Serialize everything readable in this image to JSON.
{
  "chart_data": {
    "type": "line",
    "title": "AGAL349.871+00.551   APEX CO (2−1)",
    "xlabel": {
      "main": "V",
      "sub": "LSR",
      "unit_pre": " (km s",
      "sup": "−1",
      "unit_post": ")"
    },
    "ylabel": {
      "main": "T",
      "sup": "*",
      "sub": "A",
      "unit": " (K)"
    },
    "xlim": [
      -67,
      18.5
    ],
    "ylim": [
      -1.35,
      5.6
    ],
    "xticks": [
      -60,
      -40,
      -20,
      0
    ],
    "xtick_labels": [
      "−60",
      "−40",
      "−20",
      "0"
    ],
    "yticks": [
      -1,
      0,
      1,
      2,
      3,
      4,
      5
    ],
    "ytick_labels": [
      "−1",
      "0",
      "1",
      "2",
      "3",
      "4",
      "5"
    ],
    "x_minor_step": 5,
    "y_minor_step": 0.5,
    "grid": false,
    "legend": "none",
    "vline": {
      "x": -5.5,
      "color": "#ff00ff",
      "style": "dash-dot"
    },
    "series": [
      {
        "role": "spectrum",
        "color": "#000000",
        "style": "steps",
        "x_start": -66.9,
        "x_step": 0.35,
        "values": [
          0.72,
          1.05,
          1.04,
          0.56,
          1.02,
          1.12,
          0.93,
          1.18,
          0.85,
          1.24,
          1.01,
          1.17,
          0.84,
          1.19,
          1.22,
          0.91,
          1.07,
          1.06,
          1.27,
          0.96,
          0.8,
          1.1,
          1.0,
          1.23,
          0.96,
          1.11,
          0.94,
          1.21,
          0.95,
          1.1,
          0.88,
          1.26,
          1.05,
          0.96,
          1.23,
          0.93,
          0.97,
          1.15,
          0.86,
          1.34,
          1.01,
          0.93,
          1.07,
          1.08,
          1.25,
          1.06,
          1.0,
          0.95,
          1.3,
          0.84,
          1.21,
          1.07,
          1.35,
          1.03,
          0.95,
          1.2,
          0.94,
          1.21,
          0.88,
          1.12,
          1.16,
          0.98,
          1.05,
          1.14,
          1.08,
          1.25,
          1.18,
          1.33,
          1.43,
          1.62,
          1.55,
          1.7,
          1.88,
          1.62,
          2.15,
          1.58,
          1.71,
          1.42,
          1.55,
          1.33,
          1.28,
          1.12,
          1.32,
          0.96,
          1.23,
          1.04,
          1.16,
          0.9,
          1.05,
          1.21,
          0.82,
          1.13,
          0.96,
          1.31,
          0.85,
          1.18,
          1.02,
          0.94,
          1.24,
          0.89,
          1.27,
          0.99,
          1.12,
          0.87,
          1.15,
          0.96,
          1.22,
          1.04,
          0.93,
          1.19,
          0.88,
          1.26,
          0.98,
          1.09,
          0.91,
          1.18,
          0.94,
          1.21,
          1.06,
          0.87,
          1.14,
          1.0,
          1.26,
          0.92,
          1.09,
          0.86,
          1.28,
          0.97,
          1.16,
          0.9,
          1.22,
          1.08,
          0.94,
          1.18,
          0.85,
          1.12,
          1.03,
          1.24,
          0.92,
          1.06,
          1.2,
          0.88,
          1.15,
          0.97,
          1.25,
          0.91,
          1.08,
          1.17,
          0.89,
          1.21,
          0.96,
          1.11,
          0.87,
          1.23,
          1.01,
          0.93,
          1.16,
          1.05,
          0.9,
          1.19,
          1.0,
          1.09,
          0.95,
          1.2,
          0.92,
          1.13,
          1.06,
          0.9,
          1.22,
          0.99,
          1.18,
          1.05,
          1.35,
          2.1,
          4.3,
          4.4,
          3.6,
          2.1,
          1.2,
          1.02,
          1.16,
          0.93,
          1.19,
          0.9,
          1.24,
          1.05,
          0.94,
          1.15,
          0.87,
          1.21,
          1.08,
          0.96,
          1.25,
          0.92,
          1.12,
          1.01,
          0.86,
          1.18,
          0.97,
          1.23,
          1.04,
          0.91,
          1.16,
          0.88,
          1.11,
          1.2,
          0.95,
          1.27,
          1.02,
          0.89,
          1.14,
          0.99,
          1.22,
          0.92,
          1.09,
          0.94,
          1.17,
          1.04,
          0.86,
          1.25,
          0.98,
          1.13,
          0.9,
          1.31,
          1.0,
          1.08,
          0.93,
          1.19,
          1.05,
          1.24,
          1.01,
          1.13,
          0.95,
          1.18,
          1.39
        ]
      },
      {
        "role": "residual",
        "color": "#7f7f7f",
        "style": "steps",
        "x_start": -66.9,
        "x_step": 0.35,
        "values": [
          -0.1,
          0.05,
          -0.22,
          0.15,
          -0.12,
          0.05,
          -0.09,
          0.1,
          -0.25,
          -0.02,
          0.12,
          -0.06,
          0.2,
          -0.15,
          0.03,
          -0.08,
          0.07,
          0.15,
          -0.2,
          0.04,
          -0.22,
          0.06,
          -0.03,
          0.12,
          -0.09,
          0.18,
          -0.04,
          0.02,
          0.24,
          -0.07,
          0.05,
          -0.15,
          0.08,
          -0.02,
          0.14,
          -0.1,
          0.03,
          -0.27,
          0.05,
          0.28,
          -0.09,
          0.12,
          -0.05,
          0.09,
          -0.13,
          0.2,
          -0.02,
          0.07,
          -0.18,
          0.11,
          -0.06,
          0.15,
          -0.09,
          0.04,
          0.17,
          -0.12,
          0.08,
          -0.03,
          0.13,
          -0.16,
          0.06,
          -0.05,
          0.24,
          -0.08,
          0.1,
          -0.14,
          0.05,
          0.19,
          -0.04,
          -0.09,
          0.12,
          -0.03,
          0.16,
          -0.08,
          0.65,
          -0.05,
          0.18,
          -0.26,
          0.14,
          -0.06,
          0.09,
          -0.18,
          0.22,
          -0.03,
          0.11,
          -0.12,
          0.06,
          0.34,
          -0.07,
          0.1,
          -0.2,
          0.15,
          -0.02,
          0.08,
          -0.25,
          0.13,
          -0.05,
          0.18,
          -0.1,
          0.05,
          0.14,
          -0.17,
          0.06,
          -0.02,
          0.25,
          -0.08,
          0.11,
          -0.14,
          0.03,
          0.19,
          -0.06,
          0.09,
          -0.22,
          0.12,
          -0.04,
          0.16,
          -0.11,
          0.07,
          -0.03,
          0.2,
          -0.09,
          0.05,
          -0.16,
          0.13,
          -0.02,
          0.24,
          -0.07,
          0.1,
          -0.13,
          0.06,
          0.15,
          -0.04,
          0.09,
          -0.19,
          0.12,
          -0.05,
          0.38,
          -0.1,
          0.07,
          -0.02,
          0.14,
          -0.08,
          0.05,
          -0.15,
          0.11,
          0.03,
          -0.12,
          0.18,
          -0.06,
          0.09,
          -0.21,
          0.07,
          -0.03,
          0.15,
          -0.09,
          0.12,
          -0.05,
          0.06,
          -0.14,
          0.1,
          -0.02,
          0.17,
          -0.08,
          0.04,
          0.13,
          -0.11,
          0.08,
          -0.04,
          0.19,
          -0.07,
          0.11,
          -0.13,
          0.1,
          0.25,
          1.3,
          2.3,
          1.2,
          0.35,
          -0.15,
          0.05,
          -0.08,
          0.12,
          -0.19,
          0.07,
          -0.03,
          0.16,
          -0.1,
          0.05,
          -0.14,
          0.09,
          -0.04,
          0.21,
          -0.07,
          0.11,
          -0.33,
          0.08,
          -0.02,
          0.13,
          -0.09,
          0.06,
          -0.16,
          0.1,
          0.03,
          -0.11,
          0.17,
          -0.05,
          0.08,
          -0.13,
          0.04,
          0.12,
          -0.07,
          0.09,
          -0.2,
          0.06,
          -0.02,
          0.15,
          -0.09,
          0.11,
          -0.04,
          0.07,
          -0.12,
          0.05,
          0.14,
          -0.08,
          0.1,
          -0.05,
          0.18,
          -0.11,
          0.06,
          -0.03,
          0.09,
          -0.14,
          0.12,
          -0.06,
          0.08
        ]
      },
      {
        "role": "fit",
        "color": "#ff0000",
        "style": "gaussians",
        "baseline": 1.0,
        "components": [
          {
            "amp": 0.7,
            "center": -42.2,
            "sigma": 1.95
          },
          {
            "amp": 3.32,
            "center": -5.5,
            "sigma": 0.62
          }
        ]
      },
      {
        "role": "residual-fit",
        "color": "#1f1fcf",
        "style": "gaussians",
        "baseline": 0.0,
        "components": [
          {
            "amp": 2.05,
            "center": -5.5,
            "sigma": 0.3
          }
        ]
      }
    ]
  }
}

-----

- Task requirements -
For the data above, state how many lines contain "role"; the number is the whole answer.

- Expected answer -
4